* Start *
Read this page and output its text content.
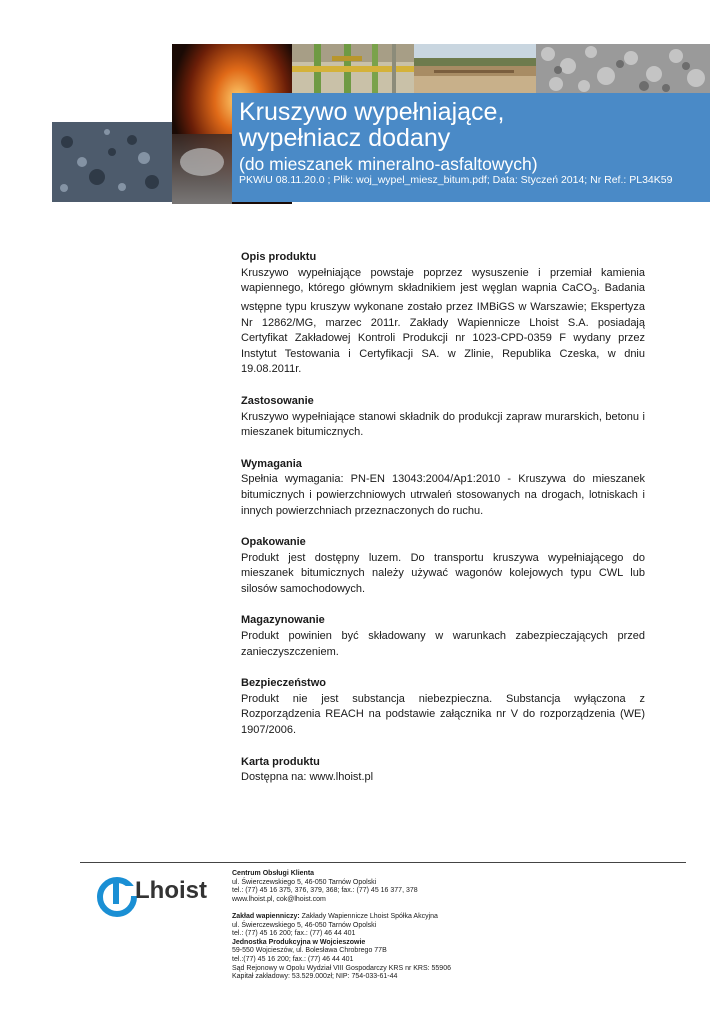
Kruszywo wypełniające,
wypełniacz dodany
(do mieszanek mineralno-asfaltowych)
PKWiU 08.11.20.0 ; Plik: woj_wypel_miesz_bitum.pdf; Data: Styczeń 2014; Nr Ref.: PL34K59
Opis produktu

Kruszywo wypełniające powstaje poprzez wysuszenie i przemiał kamienia wapiennego, którego głównym składnikiem jest węglan wapnia CaCO$_3$. Badania wstępne typu kruszyw wykonane zostało przez IMBiGS w Warszawie; Ekspertyza Nr 12862/MG, marzec 2011r. Zakłady Wapiennicze Lhoist S.A. posiadają Certyfikat Zakładowej Kontroli Produkcji nr 1023-CPD-0359 F wydany przez Instytut Testowania i Certyfikacji SA. w Zlinie, Republika Czeska, w dniu 19.08.2011r.

Zastosowanie

Kruszywo wypełniające stanowi składnik do produkcji zapraw murarskich, betonu i mieszanek bitumicznych.

Wymagania

Spełnia wymagania: PN-EN 13043:2004/Ap1:2010 - Kruszywa do mieszanek bitumicznych i powierzchniowych utrwaleń stosowanych na drogach, lotniskach i innych powierzchniach przeznaczonych do ruchu.

Opakowanie

Produkt jest dostępny luzem. Do transportu kruszywa wypełniającego do mieszanek bitumicznych należy używać wagonów kolejowych typu CWL lub silosów samochodowych.

Magazynowanie

Produkt powinien być składowany w warunkach zabezpieczających przed zanieczyszczeniem.

Bezpieczeństwo

Produkt nie jest substancja niebezpieczna. Substancja wyłączona z Rozporządzenia REACH na podstawie załącznika nr V do rozporządzenia (WE) 1907/2006.

Karta produktu

Dostępna na: www.lhoist.pl

Lhoist
Centrum Obsługi Klienta
ul. Świerczewskiego 5, 46-050 Tarnów Opolski
tel.: (77) 45 16 375, 376, 379, 368; fax.: (77) 45 16 377, 378
www.lhoist.pl, cok@lhoist.com
Zakład wapienniczy: Zakłady Wapiennicze Lhoist Spółka Akcyjna
ul. Świerczewskiego 5, 46-050 Tarnów Opolski
tel.: (77) 45 16 200; fax.: (77) 46 44 401
Jednostka Produkcyjna w Wojcieszowie
59-550 Wojcieszów, ul. Bolesława Chrobrego 77B
tel.:(77) 45 16 200; fax.: (77) 46 44 401
Sąd Rejonowy w Opolu Wydział VIII Gospodarczy KRS nr KRS: 55906
Kapitał zakładowy: 53.529.000zł; NIP: 754-033-61-44
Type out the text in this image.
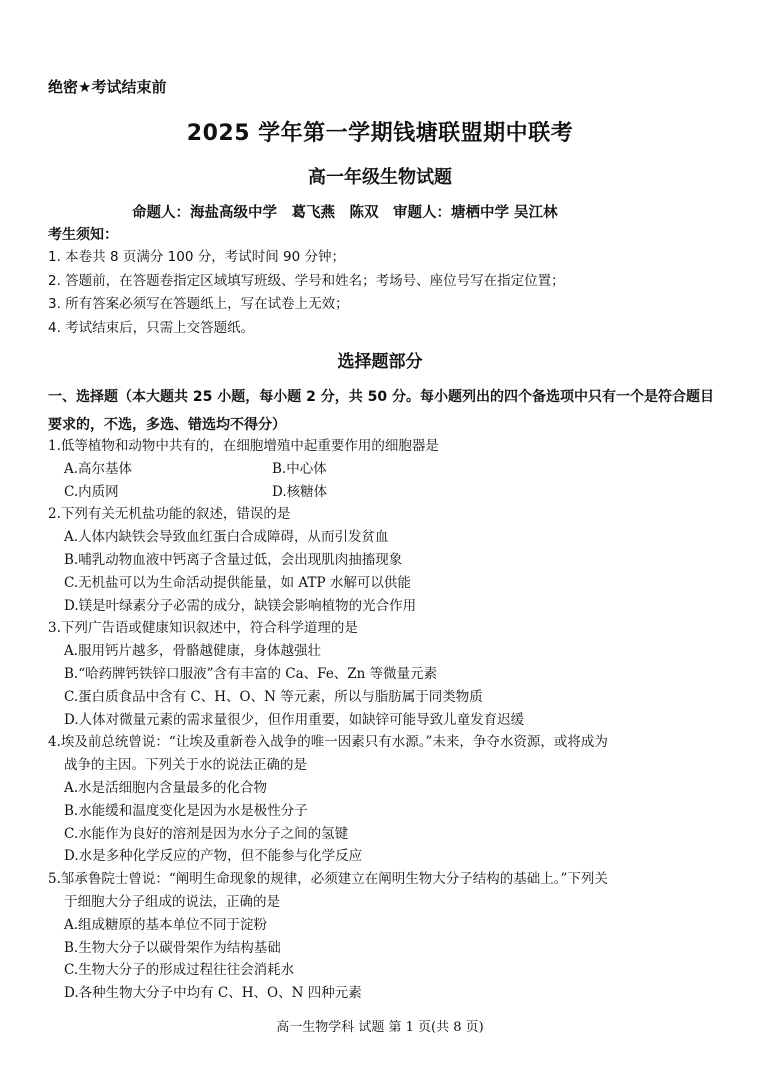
绝密★考试结束前
2025 学年第一学期钱塘联盟期中联考
高一年级生物试题
命题人：海盐高级中学　葛飞燕　陈双　审题人：塘栖中学 吴江林
考生须知：
1. 本卷共 8 页满分 100 分，考试时间 90 分钟；
2. 答题前，在答题卷指定区域填写班级、学号和姓名；考场号、座位号写在指定位置；
3. 所有答案必须写在答题纸上，写在试卷上无效；
4. 考试结束后，只需上交答题纸。
选择题部分
一、选择题（本大题共 25 小题，每小题 2 分，共 50 分。每小题列出的四个备选项中只有一个是符合题目要求的，不选，多选、错选均不得分）
1.低等植物和动物中共有的，在细胞增殖中起重要作用的细胞器是
A.高尔基体	B.中心体
C.内质网	D.核糖体
2.下列有关无机盐功能的叙述，错误的是
A.人体内缺铁会导致血红蛋白合成障碍，从而引发贫血
B.哺乳动物血液中钙离子含量过低，会出现肌肉抽搐现象
C.无机盐可以为生命活动提供能量，如 ATP 水解可以供能
D.镁是叶绿素分子必需的成分，缺镁会影响植物的光合作用
3.下列广告语或健康知识叙述中，符合科学道理的是
A.服用钙片越多，骨骼越健康，身体越强壮
B.“哈药牌钙铁锌口服液”含有丰富的 Ca、Fe、Zn 等微量元素
C.蛋白质食品中含有 C、H、O、N 等元素，所以与脂肪属于同类物质
D.人体对微量元素的需求量很少，但作用重要，如缺锌可能导致儿童发育迟缓
4.埃及前总统曾说：“让埃及重新卷入战争的唯一因素只有水源。”未来，争夺水资源，或将成为
战争的主因。下列关于水的说法正确的是
A.水是活细胞内含量最多的化合物
B.水能缓和温度变化是因为水是极性分子
C.水能作为良好的溶剂是因为水分子之间的氢键
D.水是多种化学反应的产物，但不能参与化学反应
5.邹承鲁院士曾说：“阐明生命现象的规律，必须建立在阐明生物大分子结构的基础上。”下列关
于细胞大分子组成的说法，正确的是
A.组成糖原的基本单位不同于淀粉
B.生物大分子以碳骨架作为结构基础
C.生物大分子的形成过程往往会消耗水
D.各种生物大分子中均有 C、H、O、N 四种元素
高一生物学科 试题 第 1 页(共 8 页)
* End *
Provide solely the number of lines in the data that include the word "Wapiennicze".

◆ **Task response**:
2